[Figure contents as structured data]
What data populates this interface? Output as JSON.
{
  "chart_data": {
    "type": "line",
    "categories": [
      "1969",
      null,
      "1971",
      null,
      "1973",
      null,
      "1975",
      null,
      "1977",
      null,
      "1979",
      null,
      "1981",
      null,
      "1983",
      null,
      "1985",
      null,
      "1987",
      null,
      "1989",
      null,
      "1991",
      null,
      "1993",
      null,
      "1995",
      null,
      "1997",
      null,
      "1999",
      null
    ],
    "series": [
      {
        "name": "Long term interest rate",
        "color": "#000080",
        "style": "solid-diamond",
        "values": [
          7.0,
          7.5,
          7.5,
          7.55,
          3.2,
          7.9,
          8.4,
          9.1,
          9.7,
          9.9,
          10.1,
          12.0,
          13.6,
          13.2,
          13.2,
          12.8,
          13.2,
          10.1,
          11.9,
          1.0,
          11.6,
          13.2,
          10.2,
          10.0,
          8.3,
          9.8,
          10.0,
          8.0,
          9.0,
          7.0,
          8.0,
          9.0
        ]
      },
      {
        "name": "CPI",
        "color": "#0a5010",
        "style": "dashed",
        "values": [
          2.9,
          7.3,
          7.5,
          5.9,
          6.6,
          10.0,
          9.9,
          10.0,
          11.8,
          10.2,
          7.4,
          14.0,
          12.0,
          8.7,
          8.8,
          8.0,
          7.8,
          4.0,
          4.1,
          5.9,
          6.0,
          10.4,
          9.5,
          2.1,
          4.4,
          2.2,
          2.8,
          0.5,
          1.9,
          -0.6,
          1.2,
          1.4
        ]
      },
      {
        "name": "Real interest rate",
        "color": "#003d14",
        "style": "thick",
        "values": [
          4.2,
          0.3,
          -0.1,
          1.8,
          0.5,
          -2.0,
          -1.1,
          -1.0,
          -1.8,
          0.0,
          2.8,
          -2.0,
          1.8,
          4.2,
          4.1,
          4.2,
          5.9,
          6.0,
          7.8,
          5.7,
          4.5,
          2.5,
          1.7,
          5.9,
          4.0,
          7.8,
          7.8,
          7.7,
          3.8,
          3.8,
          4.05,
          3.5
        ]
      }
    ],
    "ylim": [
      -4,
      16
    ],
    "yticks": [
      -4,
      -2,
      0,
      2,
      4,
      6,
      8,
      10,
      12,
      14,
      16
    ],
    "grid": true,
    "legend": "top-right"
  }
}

**Problem details**
Reproduce the entries above in full, verbatim.

**Task answer**
What data populates this interface? Output as JSON.
{
  "chart_data": {
    "type": "line",
    "categories": [
      "1969",
      null,
      "1971",
      null,
      "1973",
      null,
      "1975",
      null,
      "1977",
      null,
      "1979",
      null,
      "1981",
      null,
      "1983",
      null,
      "1985",
      null,
      "1987",
      null,
      "1989",
      null,
      "1991",
      null,
      "1993",
      null,
      "1995",
      null,
      "1997",
      null,
      "1999",
      null
    ],
    "series": [
      {
        "name": "Long term interest rate",
        "color": "#000080",
        "style": "solid-diamond",
        "values": [
          7.0,
          7.5,
          7.5,
          7.55,
          3.2,
          7.9,
          8.4,
          9.1,
          9.7,
          9.9,
          10.1,
          12.0,
          13.6,
          13.2,
          13.2,
          12.8,
          13.2,
          10.1,
          11.9,
          1.0,
          11.6,
          13.2,
          10.2,
          10.0,
          8.3,
          9.8,
          10.0,
          8.0,
          9.0,
          7.0,
          8.0,
          9.0
        ]
      },
      {
        "name": "CPI",
        "color": "#0a5010",
        "style": "dashed",
        "values": [
          2.9,
          7.3,
          7.5,
          5.9,
          6.6,
          10.0,
          9.9,
          10.0,
          11.8,
          10.2,
          7.4,
          14.0,
          12.0,
          8.7,
          8.8,
          8.0,
          7.8,
          4.0,
          4.1,
          5.9,
          6.0,
          10.4,
          9.5,
          2.1,
          4.4,
          2.2,
          2.8,
          0.5,
          1.9,
          -0.6,
          1.2,
          1.4
        ]
      },
      {
        "name": "Real interest rate",
        "color": "#003d14",
        "style": "thick",
        "values": [
          4.2,
          0.3,
          -0.1,
          1.8,
          0.5,
          -2.0,
          -1.1,
          -1.0,
          -1.8,
          0.0,
          2.8,
          -2.0,
          1.8,
          4.2,
          4.1,
          4.2,
          5.9,
          6.0,
          7.8,
          5.7,
          4.5,
          2.5,
          1.7,
          5.9,
          4.0,
          7.8,
          7.8,
          7.7,
          3.8,
          3.8,
          4.05,
          3.5
        ]
      }
    ],
    "ylim": [
      -4,
      16
    ],
    "yticks": [
      -4,
      -2,
      0,
      2,
      4,
      6,
      8,
      10,
      12,
      14,
      16
    ],
    "grid": true,
    "legend": "top-right"
  }
}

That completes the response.